(begin)

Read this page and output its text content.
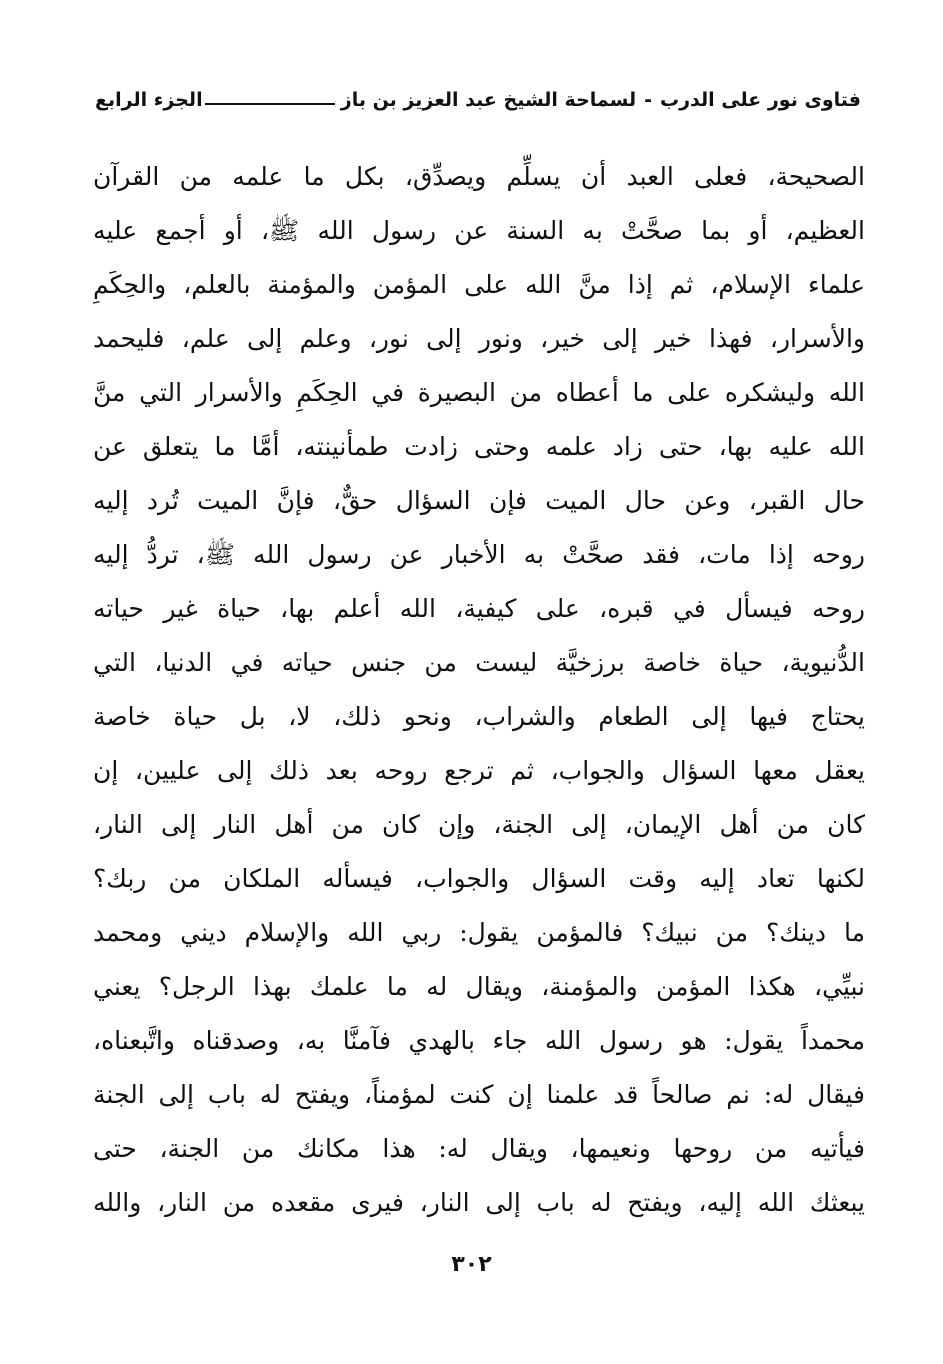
فتاوى نور على الدرب
-
لسماحة الشيخ عبد العزيز بن باز
الجزء الرابع
الصحيحة، فعلى العبد أن يسلِّم ويصدِّق، بكل ما علمه من القرآن
العظيم، أو بما صحَّتْ به السنة عن رسول الله ﷺ، أو أجمع عليه
علماء الإسلام، ثم إذا منَّ الله على المؤمن والمؤمنة بالعلم، والحِكَمِ
والأسرار، فهذا خير إلى خير، ونور إلى نور، وعلم إلى علم، فليحمد
الله وليشكره على ما أعطاه من البصيرة في الحِكَمِ والأسرار التي منَّ
الله عليه بها، حتى زاد علمه وحتى زادت طمأنينته، أمَّا ما يتعلق عن
حال القبر، وعن حال الميت فإن السؤال حقٌّ، فإنَّ الميت تُرد إليه
روحه إذا مات، فقد صحَّتْ به الأخبار عن رسول الله ﷺ، تردُّ إليه
روحه فيسأل في قبره، على كيفية، الله أعلم بها، حياة غير حياته
الدُّنيوية، حياة خاصة برزخيَّة ليست من جنس حياته في الدنيا، التي
يحتاج فيها إلى الطعام والشراب، ونحو ذلك، لا، بل حياة خاصة
يعقل معها السؤال والجواب، ثم ترجع روحه بعد ذلك إلى عليين، إن
كان من أهل الإيمان، إلى الجنة، وإن كان من أهل النار إلى النار،
لكنها تعاد إليه وقت السؤال والجواب، فيسأله الملكان من ربك؟
ما دينك؟ من نبيك؟ فالمؤمن يقول: ربي الله والإسلام ديني ومحمد
نبيِّي، هكذا المؤمن والمؤمنة، ويقال له ما علمك بهذا الرجل؟ يعني
محمداً يقول: هو رسول الله جاء بالهدي فآمنَّا به، وصدقناه واتَّبعناه،
فيقال له: نم صالحاً قد علمنا إن كنت لمؤمناً، ويفتح له باب إلى الجنة
فيأتيه من روحها ونعيمها، ويقال له: هذا مكانك من الجنة، حتى
يبعثك الله إليه، ويفتح له باب إلى النار، فيرى مقعده من النار، والله
٣٠٢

(end)

### Exercise
From the entries above, pull out each line that includes "عليه".

### Complete output
العظيم، أو بما صحَّتْ به السنة عن رسول الله ﷺ، أو أجمع عليه
الله عليه بها، حتى زاد علمه وحتى زادت طمأنينته، أمَّا ما يتعلق عن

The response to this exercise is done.